++++ INFORMATION SHOWN
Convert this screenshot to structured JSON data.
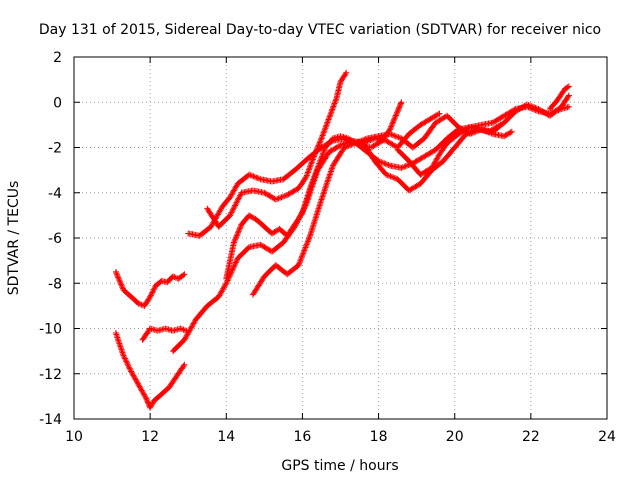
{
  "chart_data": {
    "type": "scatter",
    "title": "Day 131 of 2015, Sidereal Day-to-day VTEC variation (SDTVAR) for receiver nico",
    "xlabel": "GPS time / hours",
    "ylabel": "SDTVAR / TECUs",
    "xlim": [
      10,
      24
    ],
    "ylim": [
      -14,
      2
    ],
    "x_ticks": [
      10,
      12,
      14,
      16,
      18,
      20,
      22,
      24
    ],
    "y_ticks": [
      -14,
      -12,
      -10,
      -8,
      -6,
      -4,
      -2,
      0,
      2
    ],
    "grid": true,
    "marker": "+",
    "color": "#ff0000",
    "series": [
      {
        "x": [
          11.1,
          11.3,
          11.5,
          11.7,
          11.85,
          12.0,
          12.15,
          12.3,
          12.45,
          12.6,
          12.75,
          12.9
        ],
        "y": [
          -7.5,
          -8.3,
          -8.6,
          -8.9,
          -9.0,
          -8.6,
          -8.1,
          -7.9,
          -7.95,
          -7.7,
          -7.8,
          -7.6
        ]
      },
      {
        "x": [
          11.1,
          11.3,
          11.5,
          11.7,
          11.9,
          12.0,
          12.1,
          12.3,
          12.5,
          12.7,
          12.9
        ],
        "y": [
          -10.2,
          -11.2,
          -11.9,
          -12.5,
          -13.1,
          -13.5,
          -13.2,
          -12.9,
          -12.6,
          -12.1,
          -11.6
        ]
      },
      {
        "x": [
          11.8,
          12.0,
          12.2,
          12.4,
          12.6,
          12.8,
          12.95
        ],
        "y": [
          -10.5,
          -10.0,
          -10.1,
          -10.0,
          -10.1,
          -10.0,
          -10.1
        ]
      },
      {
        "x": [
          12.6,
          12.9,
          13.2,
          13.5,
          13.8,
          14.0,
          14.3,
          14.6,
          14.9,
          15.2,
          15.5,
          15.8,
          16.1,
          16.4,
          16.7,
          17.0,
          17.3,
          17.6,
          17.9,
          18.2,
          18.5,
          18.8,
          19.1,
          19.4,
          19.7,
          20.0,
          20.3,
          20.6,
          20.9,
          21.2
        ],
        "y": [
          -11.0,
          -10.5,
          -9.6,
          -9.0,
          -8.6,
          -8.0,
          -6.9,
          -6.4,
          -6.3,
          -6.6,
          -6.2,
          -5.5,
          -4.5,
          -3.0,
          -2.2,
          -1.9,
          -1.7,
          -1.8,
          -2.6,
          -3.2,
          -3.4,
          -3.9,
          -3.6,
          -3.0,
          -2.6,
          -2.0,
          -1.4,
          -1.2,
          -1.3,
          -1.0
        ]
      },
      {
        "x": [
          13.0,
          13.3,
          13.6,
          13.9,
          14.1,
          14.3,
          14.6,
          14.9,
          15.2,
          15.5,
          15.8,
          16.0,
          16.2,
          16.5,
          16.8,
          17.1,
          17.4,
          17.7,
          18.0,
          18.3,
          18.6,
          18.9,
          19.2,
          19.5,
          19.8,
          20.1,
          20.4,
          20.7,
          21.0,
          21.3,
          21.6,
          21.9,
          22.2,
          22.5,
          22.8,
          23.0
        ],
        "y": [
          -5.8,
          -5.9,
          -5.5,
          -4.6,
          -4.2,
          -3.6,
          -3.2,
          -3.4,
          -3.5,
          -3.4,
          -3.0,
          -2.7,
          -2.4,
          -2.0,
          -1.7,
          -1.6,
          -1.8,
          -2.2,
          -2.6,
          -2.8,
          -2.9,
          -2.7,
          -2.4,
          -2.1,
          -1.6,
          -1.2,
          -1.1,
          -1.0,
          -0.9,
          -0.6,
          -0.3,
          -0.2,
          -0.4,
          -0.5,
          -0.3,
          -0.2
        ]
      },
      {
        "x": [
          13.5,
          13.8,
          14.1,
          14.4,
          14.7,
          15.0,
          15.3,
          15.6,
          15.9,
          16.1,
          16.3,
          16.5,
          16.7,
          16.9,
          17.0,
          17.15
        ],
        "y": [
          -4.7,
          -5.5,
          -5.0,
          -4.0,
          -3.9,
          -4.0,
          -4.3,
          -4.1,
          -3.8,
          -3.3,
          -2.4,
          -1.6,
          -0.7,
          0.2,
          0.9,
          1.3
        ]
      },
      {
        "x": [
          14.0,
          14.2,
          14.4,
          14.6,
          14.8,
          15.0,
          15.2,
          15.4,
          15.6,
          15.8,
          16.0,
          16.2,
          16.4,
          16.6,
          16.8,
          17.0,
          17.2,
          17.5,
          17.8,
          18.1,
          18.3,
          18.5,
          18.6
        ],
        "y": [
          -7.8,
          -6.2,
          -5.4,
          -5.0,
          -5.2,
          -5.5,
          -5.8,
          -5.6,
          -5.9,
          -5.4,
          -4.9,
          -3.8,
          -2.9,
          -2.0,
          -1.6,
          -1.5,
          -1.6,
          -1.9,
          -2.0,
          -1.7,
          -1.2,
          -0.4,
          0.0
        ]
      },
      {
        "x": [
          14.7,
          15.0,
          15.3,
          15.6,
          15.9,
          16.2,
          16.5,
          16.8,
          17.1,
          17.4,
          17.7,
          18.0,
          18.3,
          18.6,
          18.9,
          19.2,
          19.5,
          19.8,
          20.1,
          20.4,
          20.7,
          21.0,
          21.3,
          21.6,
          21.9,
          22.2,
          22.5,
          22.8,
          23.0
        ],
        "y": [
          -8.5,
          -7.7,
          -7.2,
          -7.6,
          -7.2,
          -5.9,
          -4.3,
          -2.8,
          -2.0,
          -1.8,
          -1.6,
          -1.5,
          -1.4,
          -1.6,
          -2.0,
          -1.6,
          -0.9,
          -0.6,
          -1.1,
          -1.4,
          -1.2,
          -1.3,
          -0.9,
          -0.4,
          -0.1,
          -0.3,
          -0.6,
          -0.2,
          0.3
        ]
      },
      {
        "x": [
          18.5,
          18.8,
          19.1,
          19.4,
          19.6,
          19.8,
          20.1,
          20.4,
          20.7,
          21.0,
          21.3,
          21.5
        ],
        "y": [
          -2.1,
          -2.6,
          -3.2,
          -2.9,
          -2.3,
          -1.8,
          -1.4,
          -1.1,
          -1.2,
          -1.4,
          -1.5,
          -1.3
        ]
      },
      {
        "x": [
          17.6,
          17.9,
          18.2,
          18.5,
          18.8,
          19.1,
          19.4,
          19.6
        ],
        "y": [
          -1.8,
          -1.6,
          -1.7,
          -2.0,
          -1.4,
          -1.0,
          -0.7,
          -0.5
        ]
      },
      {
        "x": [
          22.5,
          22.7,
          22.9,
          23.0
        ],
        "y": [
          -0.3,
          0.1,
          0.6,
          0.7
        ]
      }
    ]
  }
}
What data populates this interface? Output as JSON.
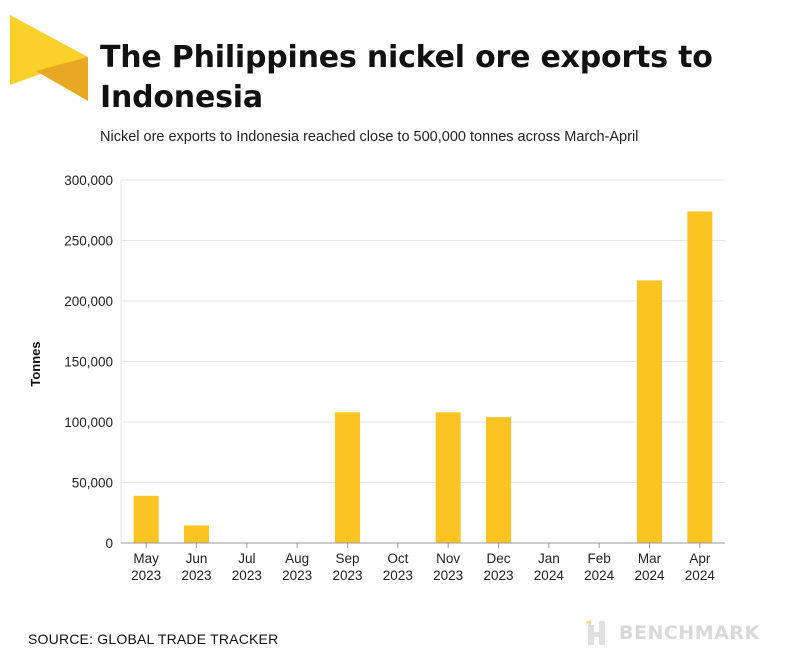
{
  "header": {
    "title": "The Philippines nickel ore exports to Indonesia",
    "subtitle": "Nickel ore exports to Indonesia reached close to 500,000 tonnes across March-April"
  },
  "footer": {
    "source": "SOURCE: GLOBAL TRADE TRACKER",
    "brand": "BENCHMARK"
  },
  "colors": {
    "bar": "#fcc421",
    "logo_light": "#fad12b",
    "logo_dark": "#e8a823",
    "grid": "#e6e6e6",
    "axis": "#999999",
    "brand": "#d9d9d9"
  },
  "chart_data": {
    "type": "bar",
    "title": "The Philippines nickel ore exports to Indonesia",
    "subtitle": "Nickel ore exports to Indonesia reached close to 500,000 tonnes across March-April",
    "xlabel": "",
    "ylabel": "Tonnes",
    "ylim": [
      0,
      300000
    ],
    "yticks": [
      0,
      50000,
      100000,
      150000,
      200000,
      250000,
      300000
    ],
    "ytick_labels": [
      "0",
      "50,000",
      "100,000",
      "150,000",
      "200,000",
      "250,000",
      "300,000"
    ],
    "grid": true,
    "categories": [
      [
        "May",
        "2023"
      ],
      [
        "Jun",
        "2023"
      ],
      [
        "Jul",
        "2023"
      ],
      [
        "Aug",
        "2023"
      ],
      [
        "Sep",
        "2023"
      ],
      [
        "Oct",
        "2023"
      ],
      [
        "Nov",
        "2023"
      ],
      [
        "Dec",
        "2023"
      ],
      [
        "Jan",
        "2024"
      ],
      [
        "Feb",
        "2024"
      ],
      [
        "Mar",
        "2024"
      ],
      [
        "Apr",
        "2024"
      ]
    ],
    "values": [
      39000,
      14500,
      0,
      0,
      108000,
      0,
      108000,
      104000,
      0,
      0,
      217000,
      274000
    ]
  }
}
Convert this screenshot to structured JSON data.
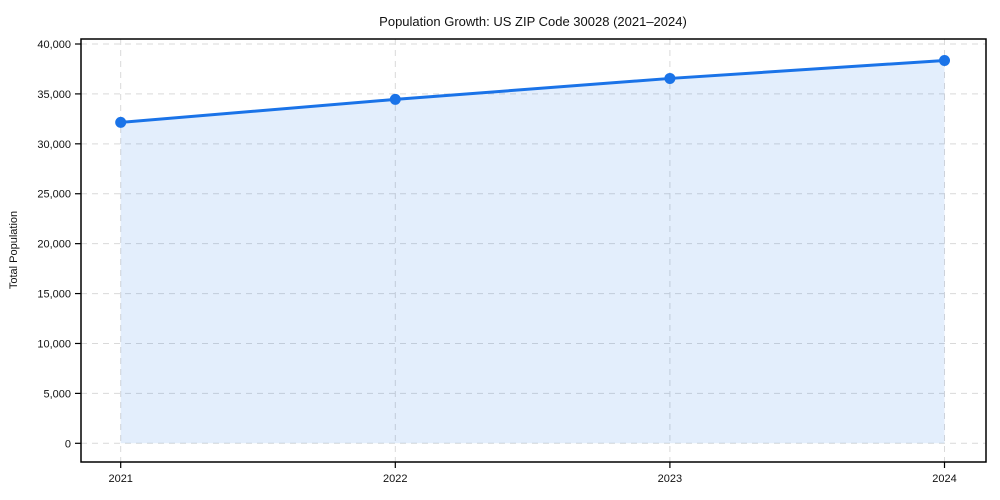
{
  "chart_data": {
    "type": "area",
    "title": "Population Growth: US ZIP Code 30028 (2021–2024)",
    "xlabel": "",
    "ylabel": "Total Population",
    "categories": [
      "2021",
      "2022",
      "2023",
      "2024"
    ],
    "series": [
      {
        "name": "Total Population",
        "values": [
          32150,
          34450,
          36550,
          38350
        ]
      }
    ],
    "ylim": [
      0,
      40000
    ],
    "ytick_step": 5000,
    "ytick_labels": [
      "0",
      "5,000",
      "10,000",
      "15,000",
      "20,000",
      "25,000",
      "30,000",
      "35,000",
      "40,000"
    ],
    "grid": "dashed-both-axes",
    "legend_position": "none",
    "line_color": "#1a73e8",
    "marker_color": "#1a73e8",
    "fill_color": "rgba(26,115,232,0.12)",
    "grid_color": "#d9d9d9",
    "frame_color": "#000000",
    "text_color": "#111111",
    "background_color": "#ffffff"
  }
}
++++++++
Check each line of these records for the string "Total" and state only how many lines have it.

• _RESULT OF THIS TASK_
2